> JOB
Quote the whole listing word for word. Do not include the pictures.

> MATERIAL

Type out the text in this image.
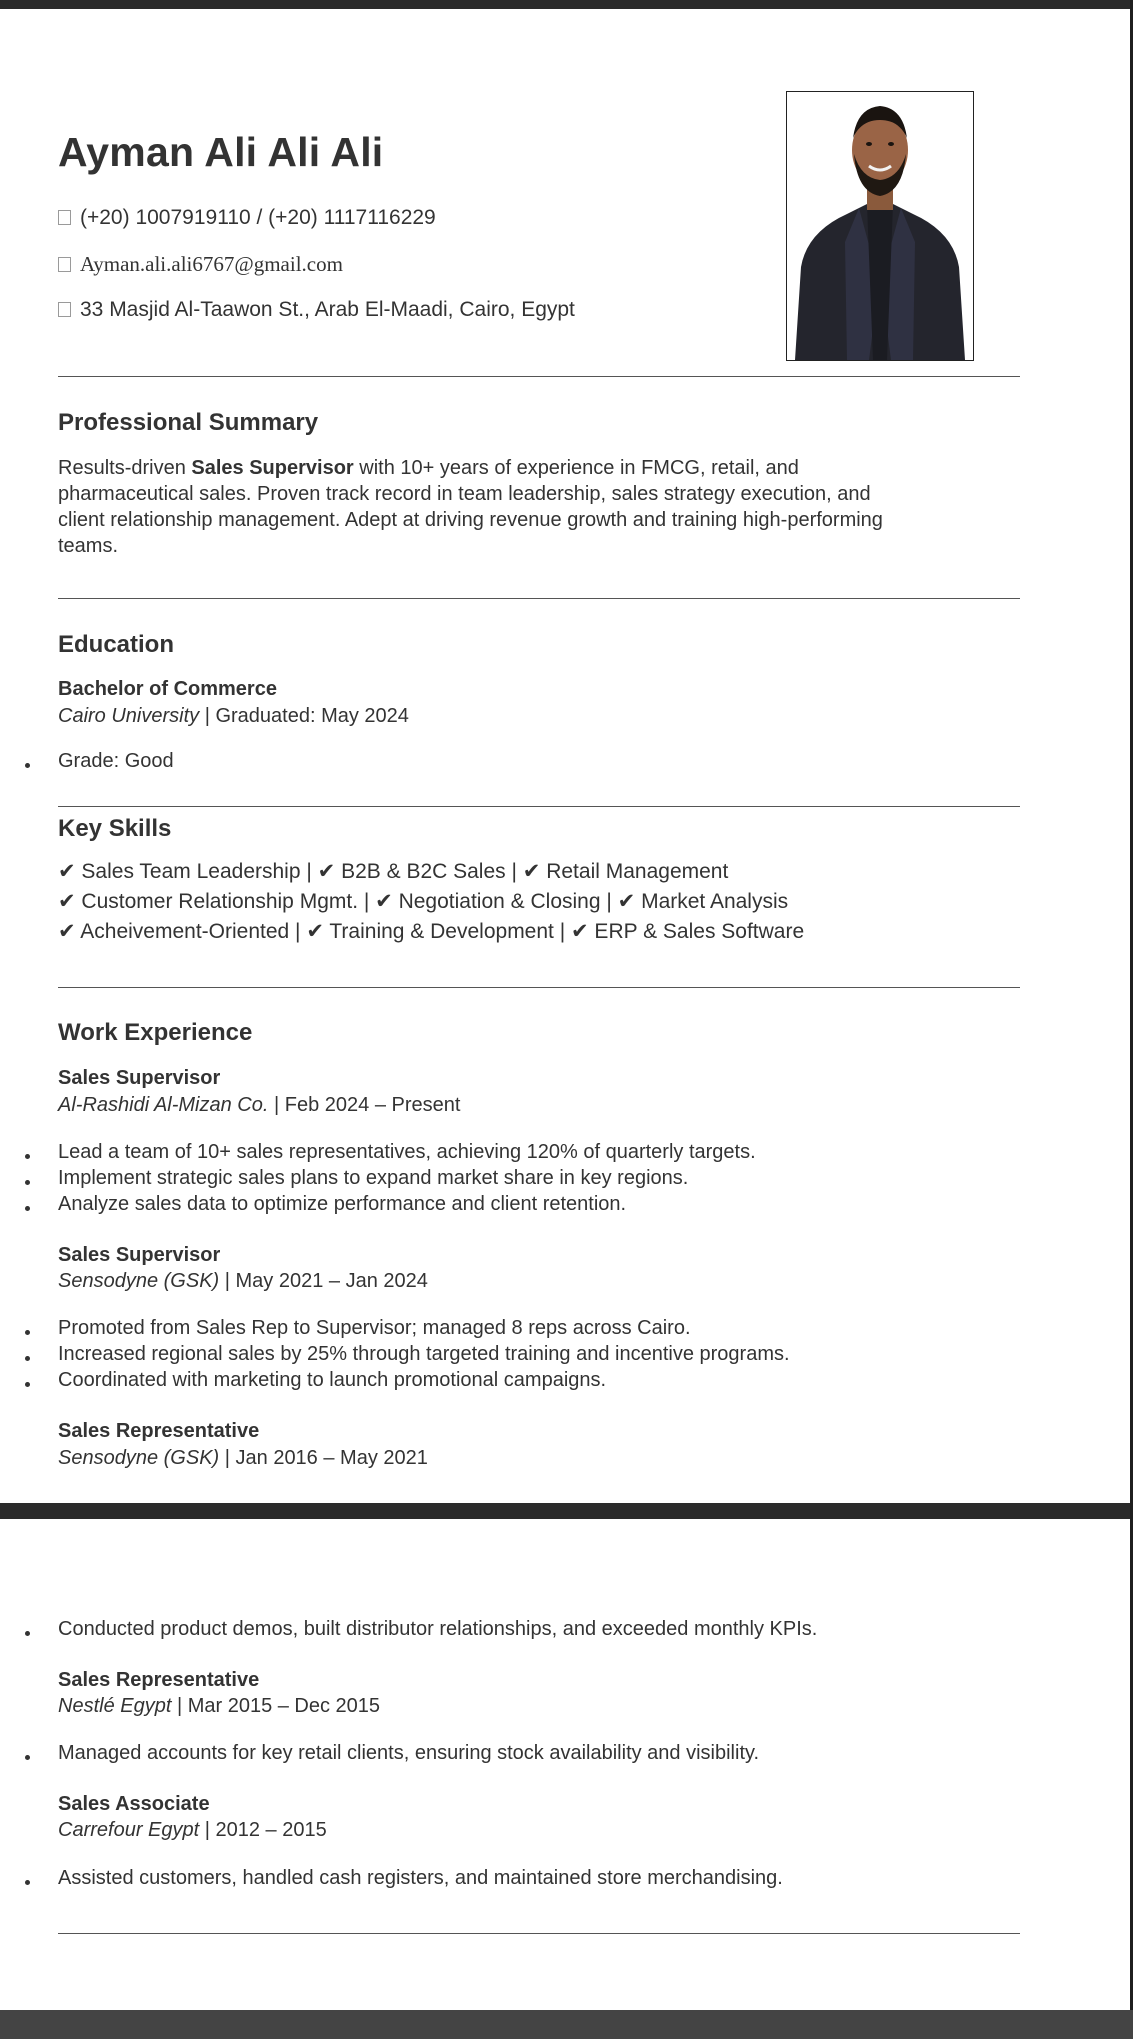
Ayman Ali Ali Ali
(+20) 1007919110 / (+20) 1117116229
Ayman.ali.ali6767@gmail.com
33 Masjid Al-Taawon St., Arab El-Maadi, Cairo, Egypt
Professional Summary
Results-driven Sales Supervisor with 10+ years of experience in FMCG, retail, and
pharmaceutical sales. Proven track record in team leadership, sales strategy execution, and
client relationship management. Adept at driving revenue growth and training high-performing
teams.
Education
Bachelor of Commerce
Cairo University | Graduated: May 2024
Grade: Good
Key Skills
✔ Sales Team Leadership | ✔ B2B & B2C Sales | ✔ Retail Management
✔ Customer Relationship Mgmt. | ✔ Negotiation & Closing | ✔ Market Analysis
✔ Acheivement-Oriented | ✔ Training & Development | ✔ ERP & Sales Software
Work Experience
Sales Supervisor
Al-Rashidi Al-Mizan Co. | Feb 2024 – Present
Lead a team of 10+ sales representatives, achieving 120% of quarterly targets.
Implement strategic sales plans to expand market share in key regions.
Analyze sales data to optimize performance and client retention.
Sales Supervisor
Sensodyne (GSK) | May 2021 – Jan 2024
Promoted from Sales Rep to Supervisor; managed 8 reps across Cairo.
Increased regional sales by 25% through targeted training and incentive programs.
Coordinated with marketing to launch promotional campaigns.
Sales Representative
Sensodyne (GSK) | Jan 2016 – May 2021
Conducted product demos, built distributor relationships, and exceeded monthly KPIs.
Sales Representative
Nestlé Egypt | Mar 2015 – Dec 2015
Managed accounts for key retail clients, ensuring stock availability and visibility.
Sales Associate
Carrefour Egypt | 2012 – 2015
Assisted customers, handled cash registers, and maintained store merchandising.
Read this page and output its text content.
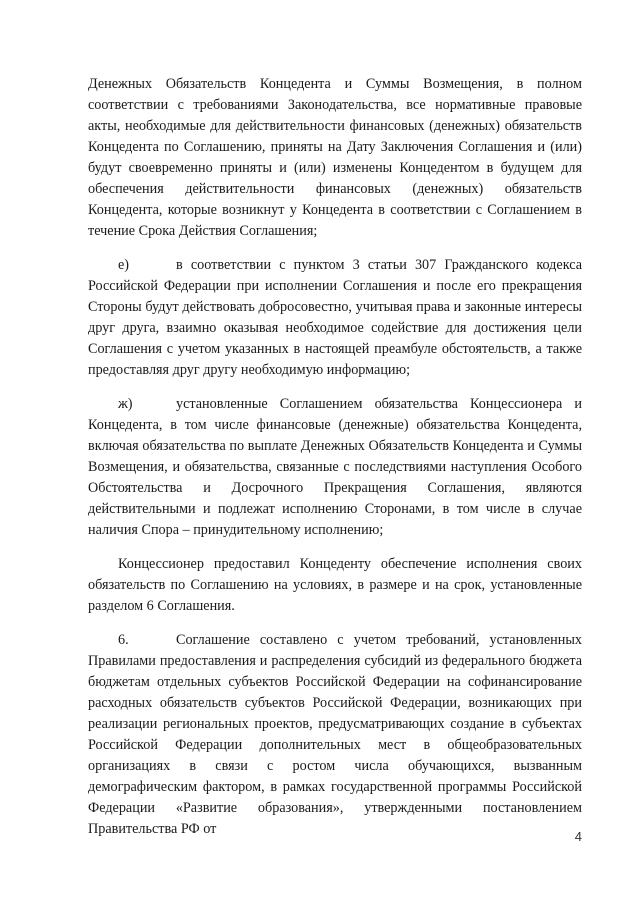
Денежных Обязательств Концедента и Суммы Возмещения, в полном соответствии с требованиями Законодательства, все нормативные правовые акты, необходимые для действительности финансовых (денежных) обязательств Концедента по Соглашению, приняты на Дату Заключения Соглашения и (или) будут своевременно приняты и (или) изменены Концедентом в будущем для обеспечения действительности финансовых (денежных) обязательств Концедента, которые возникнут у Концедента в соответствии с Соглашением в течение Срока Действия Соглашения;

е)	в соответствии с пунктом 3 статьи 307 Гражданского кодекса Российской Федерации при исполнении Соглашения и после его прекращения Стороны будут действовать добросовестно, учитывая права и законные интересы друг друга, взаимно оказывая необходимое содействие для достижения цели Соглашения с учетом указанных в настоящей преамбуле обстоятельств, а также предоставляя друг другу необходимую информацию;

ж)	установленные Соглашением обязательства Концессионера и Концедента, в том числе финансовые (денежные) обязательства Концедента, включая обязательства по выплате Денежных Обязательств Концедента и Суммы Возмещения, и обязательства, связанные с последствиями наступления Особого Обстоятельства и Досрочного Прекращения Соглашения, являются действительными и подлежат исполнению Сторонами, в том числе в случае наличия Спора – принудительному исполнению;

Концессионер предоставил Концеденту обеспечение исполнения своих обязательств по Соглашению на условиях, в размере и на срок, установленные разделом 6 Соглашения.

6.	Соглашение составлено с учетом требований, установленных Правилами предоставления и распределения субсидий из федерального бюджета бюджетам отдельных субъектов Российской Федерации на софинансирование расходных обязательств субъектов Российской Федерации, возникающих при реализации региональных проектов, предусматривающих создание в субъектах Российской Федерации дополнительных мест в общеобразовательных организациях в связи с ростом числа обучающихся, вызванным демографическим фактором, в рамках государственной программы Российской Федерации «Развитие образования», утвержденными постановлением Правительства РФ от	4
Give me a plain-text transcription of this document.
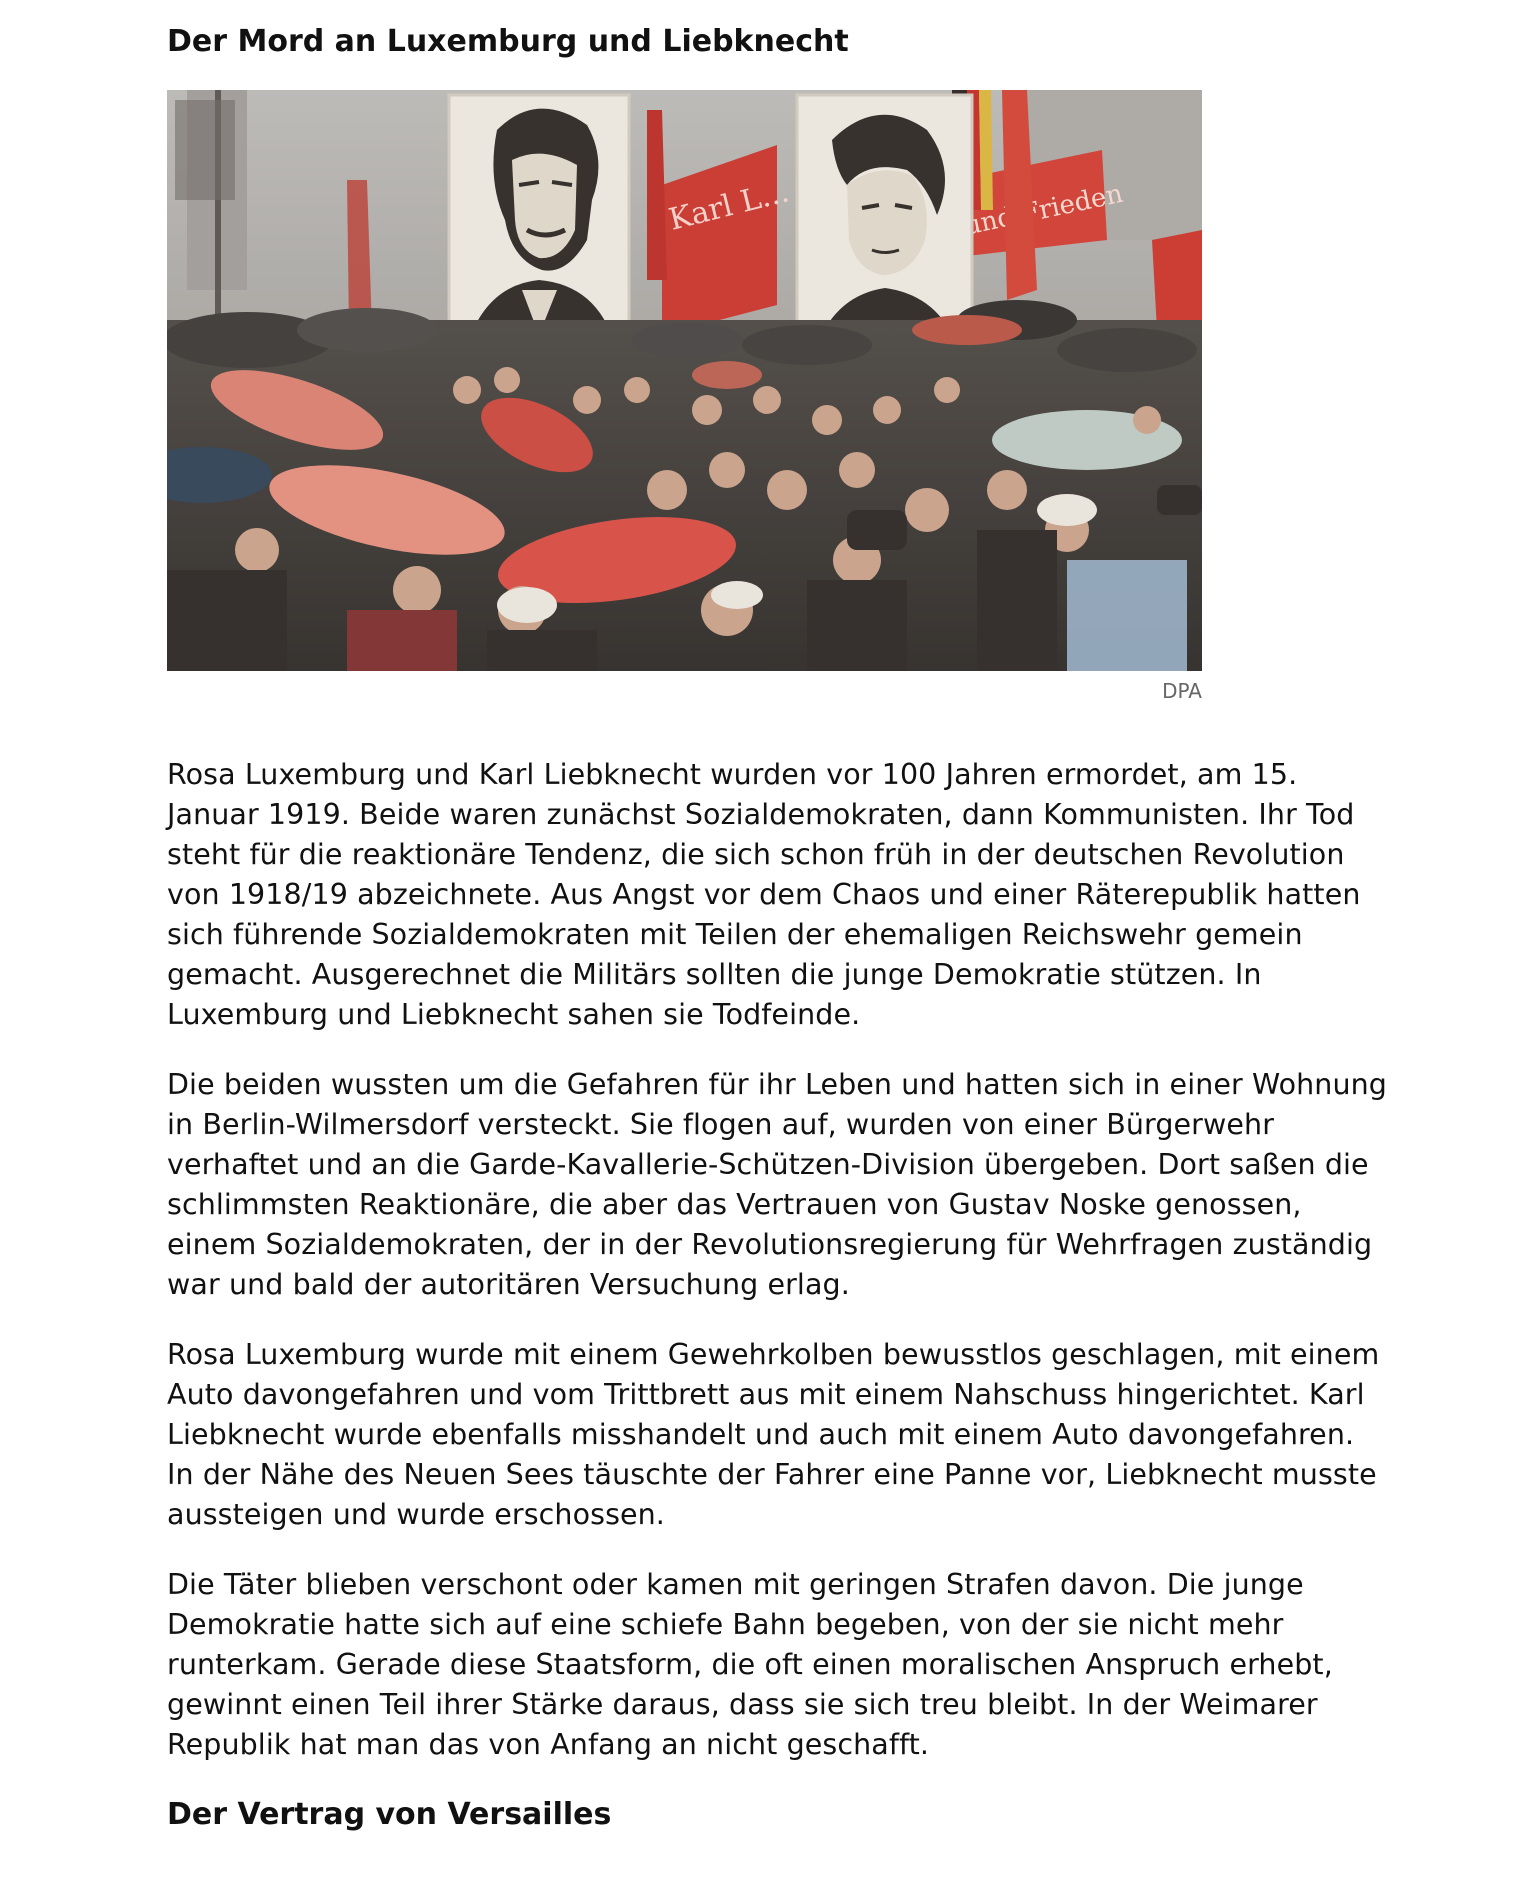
Der Mord an Luxemburg und Liebknecht
Karl L...
...und Frieden
DPA

Rosa Luxemburg und Karl Liebknecht wurden vor 100 Jahren ermordet, am 15. Januar 1919. Beide waren zunächst Sozialdemokraten, dann Kommunisten. Ihr Tod steht für die reaktionäre Tendenz, die sich schon früh in der deutschen Revolution von 1918/19 abzeichnete. Aus Angst vor dem Chaos und einer Räterepublik hatten sich führende Sozialdemokraten mit Teilen der ehemaligen Reichswehr gemein gemacht. Ausgerechnet die Militärs sollten die junge Demokratie stützen. In Luxemburg und Liebknecht sahen sie Todfeinde.

Die beiden wussten um die Gefahren für ihr Leben und hatten sich in einer Wohnung in Berlin-Wilmersdorf versteckt. Sie flogen auf, wurden von einer Bürgerwehr verhaftet und an die Garde-Kavallerie-Schützen-Division übergeben. Dort saßen die schlimmsten Reaktionäre, die aber das Vertrauen von Gustav Noske genossen, einem Sozialdemokraten, der in der Revolutionsregierung für Wehrfragen zuständig war und bald der autoritären Versuchung erlag.

Rosa Luxemburg wurde mit einem Gewehrkolben bewusstlos geschlagen, mit einem Auto davongefahren und vom Trittbrett aus mit einem Nahschuss hingerichtet. Karl Liebknecht wurde ebenfalls misshandelt und auch mit einem Auto davongefahren. In der Nähe des Neuen Sees täuschte der Fahrer eine Panne vor, Liebknecht musste aussteigen und wurde erschossen.

Die Täter blieben verschont oder kamen mit geringen Strafen davon. Die junge Demokratie hatte sich auf eine schiefe Bahn begeben, von der sie nicht mehr runterkam. Gerade diese Staatsform, die oft einen moralischen Anspruch erhebt, gewinnt einen Teil ihrer Stärke daraus, dass sie sich treu bleibt. In der Weimarer Republik hat man das von Anfang an nicht geschafft.

Der Vertrag von Versailles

> TASK RESULT
Type out the text in this image.
Ayman Ali Ali Ali
(+20) 1007919110 / (+20) 1117116229
Ayman.ali.ali6767@gmail.com
33 Masjid Al-Taawon St., Arab El-Maadi, Cairo, Egypt
Professional Summary
Results-driven Sales Supervisor with 10+ years of experience in FMCG, retail, and
pharmaceutical sales. Proven track record in team leadership, sales strategy execution, and
client relationship management. Adept at driving revenue growth and training high-performing
teams.
Education
Bachelor of Commerce
Cairo University | Graduated: May 2024
Grade: Good
Key Skills
✔ Sales Team Leadership | ✔ B2B & B2C Sales | ✔ Retail Management
✔ Customer Relationship Mgmt. | ✔ Negotiation & Closing | ✔ Market Analysis
✔ Acheivement-Oriented | ✔ Training & Development | ✔ ERP & Sales Software
Work Experience
Sales Supervisor
Al-Rashidi Al-Mizan Co. | Feb 2024 – Present
Lead a team of 10+ sales representatives, achieving 120% of quarterly targets.
Implement strategic sales plans to expand market share in key regions.
Analyze sales data to optimize performance and client retention.
Sales Supervisor
Sensodyne (GSK) | May 2021 – Jan 2024
Promoted from Sales Rep to Supervisor; managed 8 reps across Cairo.
Increased regional sales by 25% through targeted training and incentive programs.
Coordinated with marketing to launch promotional campaigns.
Sales Representative
Sensodyne (GSK) | Jan 2016 – May 2021
Conducted product demos, built distributor relationships, and exceeded monthly KPIs.
Sales Representative
Nestlé Egypt | Mar 2015 – Dec 2015
Managed accounts for key retail clients, ensuring stock availability and visibility.
Sales Associate
Carrefour Egypt | 2012 – 2015
Assisted customers, handled cash registers, and maintained store merchandising.
Read this page and output its text content.
Денежных Обязательств Концедента и Суммы Возмещения, в полном соответствии с требованиями Законодательства, все нормативные правовые акты, необходимые для действительности финансовых (денежных) обязательств Концедента по Соглашению, приняты на Дату Заключения Соглашения и (или) будут своевременно приняты и (или) изменены Концедентом в будущем для обеспечения действительности финансовых (денежных) обязательств Концедента, которые возникнут у Концедента в соответствии с Соглашением в течение Срока Действия Соглашения;

е)	в соответствии с пунктом 3 статьи 307 Гражданского кодекса Российской Федерации при исполнении Соглашения и после его прекращения Стороны будут действовать добросовестно, учитывая права и законные интересы друг друга, взаимно оказывая необходимое содействие для достижения цели Соглашения с учетом указанных в настоящей преамбуле обстоятельств, а также предоставляя друг другу необходимую информацию;

ж)	установленные Соглашением обязательства Концессионера и Концедента, в том числе финансовые (денежные) обязательства Концедента, включая обязательства по выплате Денежных Обязательств Концедента и Суммы Возмещения, и обязательства, связанные с последствиями наступления Особого Обстоятельства и Досрочного Прекращения Соглашения, являются действительными и подлежат исполнению Сторонами, в том числе в случае наличия Спора – принудительному исполнению;

Концессионер предоставил Концеденту обеспечение исполнения своих обязательств по Соглашению на условиях, в размере и на срок, установленные разделом 6 Соглашения.

6.	Соглашение составлено с учетом требований, установленных Правилами предоставления и распределения субсидий из федерального бюджета бюджетам отдельных субъектов Российской Федерации на софинансирование расходных обязательств субъектов Российской Федерации, возникающих при реализации региональных проектов, предусматривающих создание в субъектах Российской Федерации дополнительных мест в общеобразовательных организациях в связи с ростом числа обучающихся, вызванным демографическим фактором, в рамках государственной программы Российской Федерации «Развитие образования», утвержденными постановлением Правительства РФ от	4
Give me a plain-text transcription of this document.
Der Mord an Luxemburg und Liebknecht
Karl L...
...und Frieden
DPA

Rosa Luxemburg und Karl Liebknecht wurden vor 100 Jahren ermordet, am 15. Januar 1919. Beide waren zunächst Sozialdemokraten, dann Kommunisten. Ihr Tod steht für die reaktionäre Tendenz, die sich schon früh in der deutschen Revolution von 1918/19 abzeichnete. Aus Angst vor dem Chaos und einer Räterepublik hatten sich führende Sozialdemokraten mit Teilen der ehemaligen Reichswehr gemein gemacht. Ausgerechnet die Militärs sollten die junge Demokratie stützen. In Luxemburg und Liebknecht sahen sie Todfeinde.

Die beiden wussten um die Gefahren für ihr Leben und hatten sich in einer Wohnung in Berlin-Wilmersdorf versteckt. Sie flogen auf, wurden von einer Bürgerwehr verhaftet und an die Garde-Kavallerie-Schützen-Division übergeben. Dort saßen die schlimmsten Reaktionäre, die aber das Vertrauen von Gustav Noske genossen, einem Sozialdemokraten, der in der Revolutionsregierung für Wehrfragen zuständig war und bald der autoritären Versuchung erlag.

Rosa Luxemburg wurde mit einem Gewehrkolben bewusstlos geschlagen, mit einem Auto davongefahren und vom Trittbrett aus mit einem Nahschuss hingerichtet. Karl Liebknecht wurde ebenfalls misshandelt und auch mit einem Auto davongefahren. In der Nähe des Neuen Sees täuschte der Fahrer eine Panne vor, Liebknecht musste aussteigen und wurde erschossen.

Die Täter blieben verschont oder kamen mit geringen Strafen davon. Die junge Demokratie hatte sich auf eine schiefe Bahn begeben, von der sie nicht mehr runterkam. Gerade diese Staatsform, die oft einen moralischen Anspruch erhebt, gewinnt einen Teil ihrer Stärke daraus, dass sie sich treu bleibt. In der Weimarer Republik hat man das von Anfang an nicht geschafft.

Der Vertrag von Versailles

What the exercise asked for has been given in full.